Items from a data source
┌──
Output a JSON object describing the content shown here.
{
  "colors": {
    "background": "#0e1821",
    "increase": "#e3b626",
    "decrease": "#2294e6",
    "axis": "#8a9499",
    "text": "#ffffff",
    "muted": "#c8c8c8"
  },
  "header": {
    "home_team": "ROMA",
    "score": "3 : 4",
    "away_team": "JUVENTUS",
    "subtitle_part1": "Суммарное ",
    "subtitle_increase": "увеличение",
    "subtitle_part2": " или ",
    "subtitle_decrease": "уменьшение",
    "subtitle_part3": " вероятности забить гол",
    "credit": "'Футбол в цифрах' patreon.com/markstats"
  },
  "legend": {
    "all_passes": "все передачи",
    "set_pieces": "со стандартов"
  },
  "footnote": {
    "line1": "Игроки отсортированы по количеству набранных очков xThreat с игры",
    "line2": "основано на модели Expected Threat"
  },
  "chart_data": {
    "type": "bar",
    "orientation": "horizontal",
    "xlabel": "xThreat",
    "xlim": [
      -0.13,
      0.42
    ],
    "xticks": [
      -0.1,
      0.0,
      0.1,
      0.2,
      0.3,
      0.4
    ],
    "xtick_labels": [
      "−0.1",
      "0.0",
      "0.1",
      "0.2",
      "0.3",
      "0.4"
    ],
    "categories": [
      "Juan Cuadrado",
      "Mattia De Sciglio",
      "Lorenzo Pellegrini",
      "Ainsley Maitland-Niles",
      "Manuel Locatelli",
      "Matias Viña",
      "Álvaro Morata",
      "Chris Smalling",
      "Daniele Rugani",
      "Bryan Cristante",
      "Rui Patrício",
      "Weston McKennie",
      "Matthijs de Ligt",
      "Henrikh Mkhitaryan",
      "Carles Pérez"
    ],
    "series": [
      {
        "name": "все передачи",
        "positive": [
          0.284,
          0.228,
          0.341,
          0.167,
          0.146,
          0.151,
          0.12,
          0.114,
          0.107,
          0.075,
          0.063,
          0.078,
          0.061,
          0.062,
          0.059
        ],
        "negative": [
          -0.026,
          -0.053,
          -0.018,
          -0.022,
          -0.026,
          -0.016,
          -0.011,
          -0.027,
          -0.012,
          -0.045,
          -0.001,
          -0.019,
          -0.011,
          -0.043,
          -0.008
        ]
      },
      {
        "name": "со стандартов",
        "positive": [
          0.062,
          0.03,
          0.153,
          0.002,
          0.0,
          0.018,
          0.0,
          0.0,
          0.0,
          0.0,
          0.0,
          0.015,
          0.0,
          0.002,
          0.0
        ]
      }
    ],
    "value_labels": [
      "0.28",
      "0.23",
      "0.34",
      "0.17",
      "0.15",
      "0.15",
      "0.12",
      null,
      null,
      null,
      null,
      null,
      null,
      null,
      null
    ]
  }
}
└──
Every record above needs to be repeated word for word.

Output a JSON object describing the content shown here.
{
  "colors": {
    "background": "#0e1821",
    "increase": "#e3b626",
    "decrease": "#2294e6",
    "axis": "#8a9499",
    "text": "#ffffff",
    "muted": "#c8c8c8"
  },
  "header": {
    "home_team": "ROMA",
    "score": "3 : 4",
    "away_team": "JUVENTUS",
    "subtitle_part1": "Суммарное ",
    "subtitle_increase": "увеличение",
    "subtitle_part2": " или ",
    "subtitle_decrease": "уменьшение",
    "subtitle_part3": " вероятности забить гол",
    "credit": "'Футбол в цифрах' patreon.com/markstats"
  },
  "legend": {
    "all_passes": "все передачи",
    "set_pieces": "со стандартов"
  },
  "footnote": {
    "line1": "Игроки отсортированы по количеству набранных очков xThreat с игры",
    "line2": "основано на модели Expected Threat"
  },
  "chart_data": {
    "type": "bar",
    "orientation": "horizontal",
    "xlabel": "xThreat",
    "xlim": [
      -0.13,
      0.42
    ],
    "xticks": [
      -0.1,
      0.0,
      0.1,
      0.2,
      0.3,
      0.4
    ],
    "xtick_labels": [
      "−0.1",
      "0.0",
      "0.1",
      "0.2",
      "0.3",
      "0.4"
    ],
    "categories": [
      "Juan Cuadrado",
      "Mattia De Sciglio",
      "Lorenzo Pellegrini",
      "Ainsley Maitland-Niles",
      "Manuel Locatelli",
      "Matias Viña",
      "Álvaro Morata",
      "Chris Smalling",
      "Daniele Rugani",
      "Bryan Cristante",
      "Rui Patrício",
      "Weston McKennie",
      "Matthijs de Ligt",
      "Henrikh Mkhitaryan",
      "Carles Pérez"
    ],
    "series": [
      {
        "name": "все передачи",
        "positive": [
          0.284,
          0.228,
          0.341,
          0.167,
          0.146,
          0.151,
          0.12,
          0.114,
          0.107,
          0.075,
          0.063,
          0.078,
          0.061,
          0.062,
          0.059
        ],
        "negative": [
          -0.026,
          -0.053,
          -0.018,
          -0.022,
          -0.026,
          -0.016,
          -0.011,
          -0.027,
          -0.012,
          -0.045,
          -0.001,
          -0.019,
          -0.011,
          -0.043,
          -0.008
        ]
      },
      {
        "name": "со стандартов",
        "positive": [
          0.062,
          0.03,
          0.153,
          0.002,
          0.0,
          0.018,
          0.0,
          0.0,
          0.0,
          0.0,
          0.0,
          0.015,
          0.0,
          0.002,
          0.0
        ]
      }
    ],
    "value_labels": [
      "0.28",
      "0.23",
      "0.34",
      "0.17",
      "0.15",
      "0.15",
      "0.12",
      null,
      null,
      null,
      null,
      null,
      null,
      null,
      null
    ]
  }
}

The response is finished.